TASK: Locate the lines where "regularly" occurs and copy them as they stand.

--- START OF RECORD LIST ---

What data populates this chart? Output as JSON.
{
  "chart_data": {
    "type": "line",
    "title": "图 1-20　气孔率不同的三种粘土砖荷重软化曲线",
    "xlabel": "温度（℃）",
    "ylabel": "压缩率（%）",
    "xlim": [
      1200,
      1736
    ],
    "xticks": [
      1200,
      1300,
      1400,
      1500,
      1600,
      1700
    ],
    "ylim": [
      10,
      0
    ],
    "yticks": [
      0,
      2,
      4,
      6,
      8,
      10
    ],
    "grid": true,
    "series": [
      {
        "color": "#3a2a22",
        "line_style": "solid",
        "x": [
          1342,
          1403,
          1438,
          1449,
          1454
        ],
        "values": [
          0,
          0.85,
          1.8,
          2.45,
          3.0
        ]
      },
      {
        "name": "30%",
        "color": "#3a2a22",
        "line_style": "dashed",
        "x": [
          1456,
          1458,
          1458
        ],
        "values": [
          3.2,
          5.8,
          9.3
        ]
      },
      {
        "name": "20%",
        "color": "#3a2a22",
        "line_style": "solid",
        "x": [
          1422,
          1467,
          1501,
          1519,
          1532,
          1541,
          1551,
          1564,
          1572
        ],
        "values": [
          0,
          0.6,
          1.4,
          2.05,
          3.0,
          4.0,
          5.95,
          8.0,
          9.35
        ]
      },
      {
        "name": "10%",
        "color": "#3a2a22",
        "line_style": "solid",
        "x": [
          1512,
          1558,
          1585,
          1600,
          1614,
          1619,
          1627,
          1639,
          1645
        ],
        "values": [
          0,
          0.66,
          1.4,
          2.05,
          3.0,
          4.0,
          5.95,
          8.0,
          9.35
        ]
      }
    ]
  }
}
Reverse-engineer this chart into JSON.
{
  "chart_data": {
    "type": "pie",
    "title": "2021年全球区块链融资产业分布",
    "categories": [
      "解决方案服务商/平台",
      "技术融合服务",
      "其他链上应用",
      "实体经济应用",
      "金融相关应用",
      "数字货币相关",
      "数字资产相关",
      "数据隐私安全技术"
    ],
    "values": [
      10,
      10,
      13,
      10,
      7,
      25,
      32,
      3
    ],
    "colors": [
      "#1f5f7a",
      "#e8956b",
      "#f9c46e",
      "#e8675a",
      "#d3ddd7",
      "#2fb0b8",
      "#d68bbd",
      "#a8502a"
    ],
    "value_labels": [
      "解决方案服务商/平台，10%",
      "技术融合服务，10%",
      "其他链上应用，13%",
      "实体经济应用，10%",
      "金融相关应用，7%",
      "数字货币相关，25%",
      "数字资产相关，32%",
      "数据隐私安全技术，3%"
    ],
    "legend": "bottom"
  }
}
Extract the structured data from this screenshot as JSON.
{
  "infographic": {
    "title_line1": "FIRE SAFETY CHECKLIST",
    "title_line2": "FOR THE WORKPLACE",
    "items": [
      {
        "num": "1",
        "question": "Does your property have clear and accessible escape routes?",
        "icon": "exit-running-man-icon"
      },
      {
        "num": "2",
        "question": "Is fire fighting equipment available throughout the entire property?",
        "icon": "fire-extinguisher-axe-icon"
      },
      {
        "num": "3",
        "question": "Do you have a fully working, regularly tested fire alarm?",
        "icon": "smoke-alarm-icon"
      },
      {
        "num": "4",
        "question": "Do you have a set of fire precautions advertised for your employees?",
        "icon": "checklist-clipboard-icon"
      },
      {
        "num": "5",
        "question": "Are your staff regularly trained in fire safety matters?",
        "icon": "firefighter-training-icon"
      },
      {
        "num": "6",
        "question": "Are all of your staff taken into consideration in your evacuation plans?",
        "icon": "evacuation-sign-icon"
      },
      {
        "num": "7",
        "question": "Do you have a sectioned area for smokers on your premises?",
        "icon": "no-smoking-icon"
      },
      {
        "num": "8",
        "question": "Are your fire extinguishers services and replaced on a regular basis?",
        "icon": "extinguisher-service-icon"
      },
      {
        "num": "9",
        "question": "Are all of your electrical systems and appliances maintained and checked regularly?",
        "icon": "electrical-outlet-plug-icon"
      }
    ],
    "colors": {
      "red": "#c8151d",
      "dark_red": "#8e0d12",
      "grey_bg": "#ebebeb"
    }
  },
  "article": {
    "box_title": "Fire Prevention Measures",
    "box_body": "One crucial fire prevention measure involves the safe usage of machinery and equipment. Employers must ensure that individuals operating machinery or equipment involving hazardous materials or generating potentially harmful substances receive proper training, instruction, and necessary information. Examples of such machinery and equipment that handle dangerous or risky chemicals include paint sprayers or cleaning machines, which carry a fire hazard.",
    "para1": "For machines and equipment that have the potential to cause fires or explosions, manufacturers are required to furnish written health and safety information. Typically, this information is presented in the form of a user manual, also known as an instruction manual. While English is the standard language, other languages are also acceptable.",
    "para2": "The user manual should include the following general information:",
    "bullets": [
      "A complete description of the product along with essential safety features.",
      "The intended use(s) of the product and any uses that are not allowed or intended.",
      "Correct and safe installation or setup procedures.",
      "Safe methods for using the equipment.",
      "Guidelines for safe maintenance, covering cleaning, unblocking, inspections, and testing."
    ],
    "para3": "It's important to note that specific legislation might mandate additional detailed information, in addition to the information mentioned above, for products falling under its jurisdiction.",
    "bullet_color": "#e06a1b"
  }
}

--- END OF RECORD LIST ---

WRITTEN REPLY:
        "question": "Do you have a fully working, regularly tested fire alarm?",
        "question": "Are your staff regularly trained in fire safety matters?",
        "question": "Are all of your electrical systems and appliances maintained and checked regularly?",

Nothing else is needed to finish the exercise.